> [WHAT YOU NEED TO DO] Find every line with the word "lorsque" and report how many there are, without any other text.

> [RECORDS TO USE]
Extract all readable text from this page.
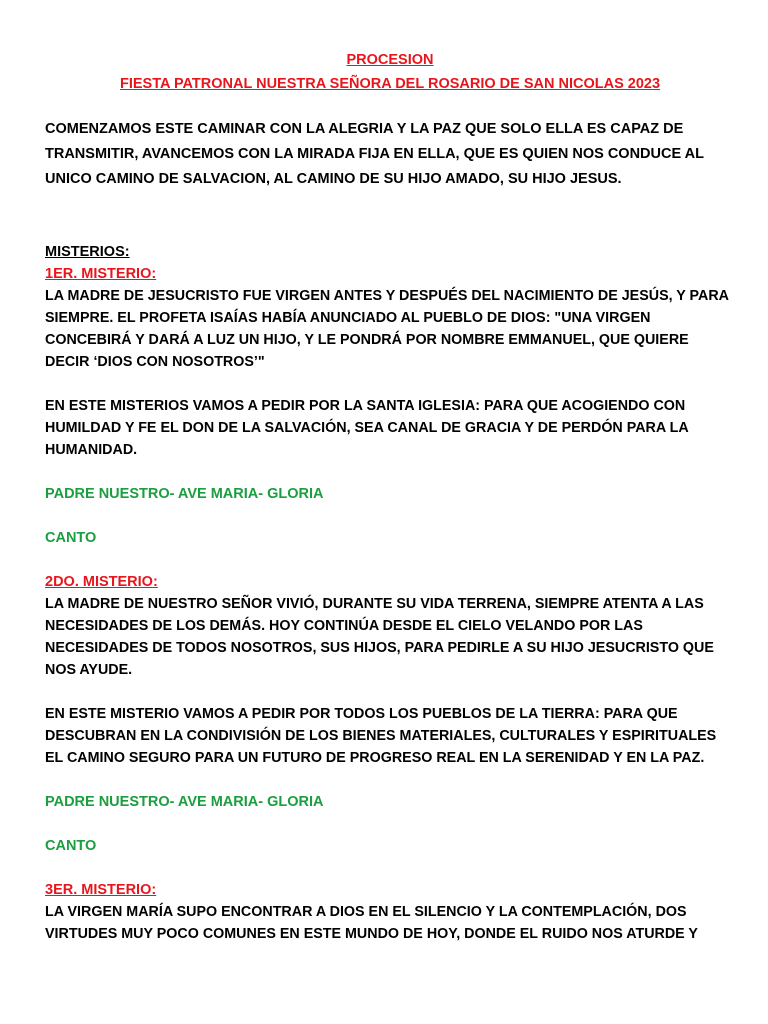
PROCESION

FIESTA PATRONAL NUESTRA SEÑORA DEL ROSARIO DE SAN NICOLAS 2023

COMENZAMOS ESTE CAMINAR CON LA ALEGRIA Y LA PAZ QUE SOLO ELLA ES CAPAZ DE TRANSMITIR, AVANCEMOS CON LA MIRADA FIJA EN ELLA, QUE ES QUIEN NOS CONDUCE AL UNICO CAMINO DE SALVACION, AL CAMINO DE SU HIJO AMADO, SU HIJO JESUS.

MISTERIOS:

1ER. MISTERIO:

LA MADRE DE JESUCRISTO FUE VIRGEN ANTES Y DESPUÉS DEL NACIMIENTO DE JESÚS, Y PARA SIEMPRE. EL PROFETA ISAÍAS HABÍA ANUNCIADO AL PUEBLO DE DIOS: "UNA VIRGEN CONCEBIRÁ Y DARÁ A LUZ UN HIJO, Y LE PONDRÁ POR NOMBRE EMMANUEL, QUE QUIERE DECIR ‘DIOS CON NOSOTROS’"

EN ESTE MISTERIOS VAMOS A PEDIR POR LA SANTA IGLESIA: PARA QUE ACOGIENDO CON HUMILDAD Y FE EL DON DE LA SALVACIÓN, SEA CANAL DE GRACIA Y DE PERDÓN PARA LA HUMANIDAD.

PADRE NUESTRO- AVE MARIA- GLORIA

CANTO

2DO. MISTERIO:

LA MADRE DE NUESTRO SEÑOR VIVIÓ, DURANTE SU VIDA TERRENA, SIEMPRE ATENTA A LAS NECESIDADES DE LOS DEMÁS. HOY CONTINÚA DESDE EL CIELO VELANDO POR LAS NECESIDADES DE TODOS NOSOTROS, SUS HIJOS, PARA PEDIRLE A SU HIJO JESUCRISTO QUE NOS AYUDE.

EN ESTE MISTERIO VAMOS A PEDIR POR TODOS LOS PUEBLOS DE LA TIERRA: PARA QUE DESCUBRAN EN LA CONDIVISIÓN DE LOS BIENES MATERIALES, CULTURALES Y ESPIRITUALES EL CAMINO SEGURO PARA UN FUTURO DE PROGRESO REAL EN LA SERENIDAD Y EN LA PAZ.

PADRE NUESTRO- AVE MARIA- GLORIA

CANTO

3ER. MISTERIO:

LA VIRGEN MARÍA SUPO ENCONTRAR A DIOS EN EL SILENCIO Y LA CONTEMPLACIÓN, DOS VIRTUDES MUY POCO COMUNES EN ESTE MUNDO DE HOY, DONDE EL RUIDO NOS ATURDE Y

==

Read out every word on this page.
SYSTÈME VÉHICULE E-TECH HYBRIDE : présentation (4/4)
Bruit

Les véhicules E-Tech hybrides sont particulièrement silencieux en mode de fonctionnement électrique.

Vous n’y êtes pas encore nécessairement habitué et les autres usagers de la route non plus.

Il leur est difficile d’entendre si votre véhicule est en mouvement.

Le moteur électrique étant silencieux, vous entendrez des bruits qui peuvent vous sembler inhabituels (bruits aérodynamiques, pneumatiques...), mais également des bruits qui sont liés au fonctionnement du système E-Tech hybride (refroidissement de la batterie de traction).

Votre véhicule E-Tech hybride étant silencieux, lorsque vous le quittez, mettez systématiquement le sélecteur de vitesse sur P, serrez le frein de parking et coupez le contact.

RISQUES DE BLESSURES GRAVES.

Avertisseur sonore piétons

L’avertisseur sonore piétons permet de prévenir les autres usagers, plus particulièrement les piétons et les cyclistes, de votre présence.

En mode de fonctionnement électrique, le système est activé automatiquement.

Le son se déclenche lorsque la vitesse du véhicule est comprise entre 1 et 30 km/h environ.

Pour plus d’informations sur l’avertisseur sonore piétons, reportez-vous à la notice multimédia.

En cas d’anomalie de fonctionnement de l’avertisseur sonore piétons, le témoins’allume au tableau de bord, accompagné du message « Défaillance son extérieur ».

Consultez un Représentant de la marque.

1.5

---

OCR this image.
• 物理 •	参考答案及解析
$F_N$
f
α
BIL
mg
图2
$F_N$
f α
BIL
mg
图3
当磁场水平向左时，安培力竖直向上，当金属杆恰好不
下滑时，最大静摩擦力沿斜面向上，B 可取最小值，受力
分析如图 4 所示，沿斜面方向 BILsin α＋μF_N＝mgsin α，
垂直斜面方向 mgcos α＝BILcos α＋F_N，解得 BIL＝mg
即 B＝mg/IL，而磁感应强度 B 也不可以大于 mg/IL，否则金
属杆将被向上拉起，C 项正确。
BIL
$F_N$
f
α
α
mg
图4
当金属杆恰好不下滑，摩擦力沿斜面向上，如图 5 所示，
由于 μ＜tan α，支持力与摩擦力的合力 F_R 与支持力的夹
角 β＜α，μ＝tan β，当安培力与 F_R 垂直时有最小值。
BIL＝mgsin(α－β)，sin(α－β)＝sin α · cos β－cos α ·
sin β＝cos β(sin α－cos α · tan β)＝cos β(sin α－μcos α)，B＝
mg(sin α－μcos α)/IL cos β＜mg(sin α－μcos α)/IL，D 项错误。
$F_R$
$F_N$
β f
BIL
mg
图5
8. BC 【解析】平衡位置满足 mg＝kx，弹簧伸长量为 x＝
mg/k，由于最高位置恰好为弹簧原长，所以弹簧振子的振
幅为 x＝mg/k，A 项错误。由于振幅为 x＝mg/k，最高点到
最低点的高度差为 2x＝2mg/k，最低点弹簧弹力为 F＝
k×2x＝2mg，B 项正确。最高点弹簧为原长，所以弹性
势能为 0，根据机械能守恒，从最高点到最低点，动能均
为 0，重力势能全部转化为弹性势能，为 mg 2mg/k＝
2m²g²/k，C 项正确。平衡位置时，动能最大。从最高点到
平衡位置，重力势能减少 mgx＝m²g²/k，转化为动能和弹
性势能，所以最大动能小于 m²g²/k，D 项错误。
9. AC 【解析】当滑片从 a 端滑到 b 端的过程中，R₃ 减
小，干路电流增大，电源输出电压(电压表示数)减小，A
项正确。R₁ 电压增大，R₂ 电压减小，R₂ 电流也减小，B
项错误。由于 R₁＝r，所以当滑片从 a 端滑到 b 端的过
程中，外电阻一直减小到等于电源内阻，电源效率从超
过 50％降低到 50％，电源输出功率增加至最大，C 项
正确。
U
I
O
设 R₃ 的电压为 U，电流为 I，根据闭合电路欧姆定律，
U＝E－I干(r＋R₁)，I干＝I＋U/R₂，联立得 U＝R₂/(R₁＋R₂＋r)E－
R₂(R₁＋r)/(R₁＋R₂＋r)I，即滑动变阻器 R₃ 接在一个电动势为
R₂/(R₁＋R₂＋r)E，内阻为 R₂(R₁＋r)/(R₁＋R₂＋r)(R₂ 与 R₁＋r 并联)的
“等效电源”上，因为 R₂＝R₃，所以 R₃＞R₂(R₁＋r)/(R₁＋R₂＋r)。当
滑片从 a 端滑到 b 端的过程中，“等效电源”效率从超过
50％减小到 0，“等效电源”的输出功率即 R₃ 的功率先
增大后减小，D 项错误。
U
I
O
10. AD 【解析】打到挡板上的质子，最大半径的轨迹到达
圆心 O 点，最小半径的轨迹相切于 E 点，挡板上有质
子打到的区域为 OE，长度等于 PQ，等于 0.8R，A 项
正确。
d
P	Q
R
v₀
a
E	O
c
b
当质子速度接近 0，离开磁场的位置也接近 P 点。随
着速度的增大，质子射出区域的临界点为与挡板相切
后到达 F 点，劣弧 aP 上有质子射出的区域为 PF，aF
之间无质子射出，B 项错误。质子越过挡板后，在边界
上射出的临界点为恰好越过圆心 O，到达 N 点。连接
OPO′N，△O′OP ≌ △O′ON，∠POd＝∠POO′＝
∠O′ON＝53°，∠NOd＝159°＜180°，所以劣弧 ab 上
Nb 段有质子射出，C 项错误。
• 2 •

> [RESPONSE] 2